● To do
Print every entry word for word, but omit the pictures.

--- start of Supplied entries ---

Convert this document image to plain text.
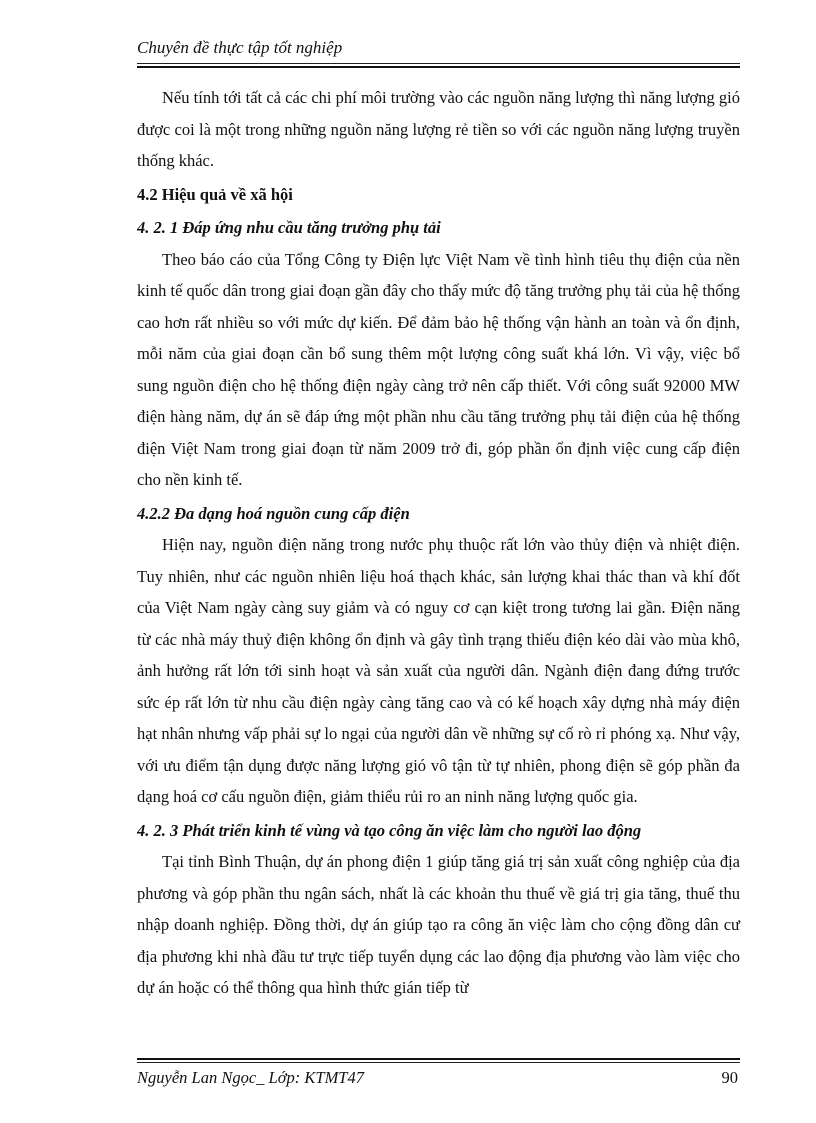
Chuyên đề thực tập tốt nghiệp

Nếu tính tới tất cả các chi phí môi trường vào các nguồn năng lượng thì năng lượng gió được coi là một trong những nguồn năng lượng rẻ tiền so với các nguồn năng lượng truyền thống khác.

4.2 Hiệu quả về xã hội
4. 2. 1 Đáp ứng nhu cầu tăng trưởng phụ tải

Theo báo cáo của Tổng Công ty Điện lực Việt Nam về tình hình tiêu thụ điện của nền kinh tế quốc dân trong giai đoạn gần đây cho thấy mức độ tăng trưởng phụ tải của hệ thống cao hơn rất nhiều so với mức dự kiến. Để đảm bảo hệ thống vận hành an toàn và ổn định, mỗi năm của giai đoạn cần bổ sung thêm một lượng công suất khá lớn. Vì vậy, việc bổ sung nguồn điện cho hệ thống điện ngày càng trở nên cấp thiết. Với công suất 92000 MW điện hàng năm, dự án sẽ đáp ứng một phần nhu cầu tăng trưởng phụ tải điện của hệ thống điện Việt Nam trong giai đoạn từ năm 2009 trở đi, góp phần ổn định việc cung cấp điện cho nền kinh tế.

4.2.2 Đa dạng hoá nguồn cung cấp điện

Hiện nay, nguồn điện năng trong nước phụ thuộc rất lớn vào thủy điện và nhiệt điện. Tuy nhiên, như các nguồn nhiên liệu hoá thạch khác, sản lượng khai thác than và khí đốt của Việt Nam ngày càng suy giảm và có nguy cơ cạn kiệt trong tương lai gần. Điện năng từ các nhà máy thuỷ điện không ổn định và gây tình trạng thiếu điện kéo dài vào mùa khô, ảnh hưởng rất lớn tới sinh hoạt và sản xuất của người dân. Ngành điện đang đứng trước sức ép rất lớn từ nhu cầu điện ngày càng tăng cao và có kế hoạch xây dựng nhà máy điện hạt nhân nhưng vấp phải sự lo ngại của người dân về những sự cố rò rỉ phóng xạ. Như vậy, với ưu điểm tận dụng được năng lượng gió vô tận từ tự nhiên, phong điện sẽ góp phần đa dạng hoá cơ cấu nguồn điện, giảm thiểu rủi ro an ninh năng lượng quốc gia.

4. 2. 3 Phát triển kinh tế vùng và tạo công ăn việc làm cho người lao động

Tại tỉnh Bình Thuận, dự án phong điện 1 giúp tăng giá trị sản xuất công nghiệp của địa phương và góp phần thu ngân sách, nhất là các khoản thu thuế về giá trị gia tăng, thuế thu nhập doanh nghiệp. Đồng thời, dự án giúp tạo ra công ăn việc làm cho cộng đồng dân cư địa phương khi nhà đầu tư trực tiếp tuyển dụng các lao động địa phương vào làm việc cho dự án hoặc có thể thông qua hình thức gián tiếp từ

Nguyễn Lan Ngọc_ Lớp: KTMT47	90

--- end of Supplied entries ---

● Final result
Convert this document image to plain text.
Chuyên đề thực tập tốt nghiệp

Nếu tính tới tất cả các chi phí môi trường vào các nguồn năng lượng thì năng lượng gió được coi là một trong những nguồn năng lượng rẻ tiền so với các nguồn năng lượng truyền thống khác.

4.2 Hiệu quả về xã hội
4. 2. 1 Đáp ứng nhu cầu tăng trưởng phụ tải

Theo báo cáo của Tổng Công ty Điện lực Việt Nam về tình hình tiêu thụ điện của nền kinh tế quốc dân trong giai đoạn gần đây cho thấy mức độ tăng trưởng phụ tải của hệ thống cao hơn rất nhiều so với mức dự kiến. Để đảm bảo hệ thống vận hành an toàn và ổn định, mỗi năm của giai đoạn cần bổ sung thêm một lượng công suất khá lớn. Vì vậy, việc bổ sung nguồn điện cho hệ thống điện ngày càng trở nên cấp thiết. Với công suất 92000 MW điện hàng năm, dự án sẽ đáp ứng một phần nhu cầu tăng trưởng phụ tải điện của hệ thống điện Việt Nam trong giai đoạn từ năm 2009 trở đi, góp phần ổn định việc cung cấp điện cho nền kinh tế.

4.2.2 Đa dạng hoá nguồn cung cấp điện

Hiện nay, nguồn điện năng trong nước phụ thuộc rất lớn vào thủy điện và nhiệt điện. Tuy nhiên, như các nguồn nhiên liệu hoá thạch khác, sản lượng khai thác than và khí đốt của Việt Nam ngày càng suy giảm và có nguy cơ cạn kiệt trong tương lai gần. Điện năng từ các nhà máy thuỷ điện không ổn định và gây tình trạng thiếu điện kéo dài vào mùa khô, ảnh hưởng rất lớn tới sinh hoạt và sản xuất của người dân. Ngành điện đang đứng trước sức ép rất lớn từ nhu cầu điện ngày càng tăng cao và có kế hoạch xây dựng nhà máy điện hạt nhân nhưng vấp phải sự lo ngại của người dân về những sự cố rò rỉ phóng xạ. Như vậy, với ưu điểm tận dụng được năng lượng gió vô tận từ tự nhiên, phong điện sẽ góp phần đa dạng hoá cơ cấu nguồn điện, giảm thiểu rủi ro an ninh năng lượng quốc gia.

4. 2. 3 Phát triển kinh tế vùng và tạo công ăn việc làm cho người lao động

Tại tỉnh Bình Thuận, dự án phong điện 1 giúp tăng giá trị sản xuất công nghiệp của địa phương và góp phần thu ngân sách, nhất là các khoản thu thuế về giá trị gia tăng, thuế thu nhập doanh nghiệp. Đồng thời, dự án giúp tạo ra công ăn việc làm cho cộng đồng dân cư địa phương khi nhà đầu tư trực tiếp tuyển dụng các lao động địa phương vào làm việc cho dự án hoặc có thể thông qua hình thức gián tiếp từ

Nguyễn Lan Ngọc_ Lớp: KTMT47	90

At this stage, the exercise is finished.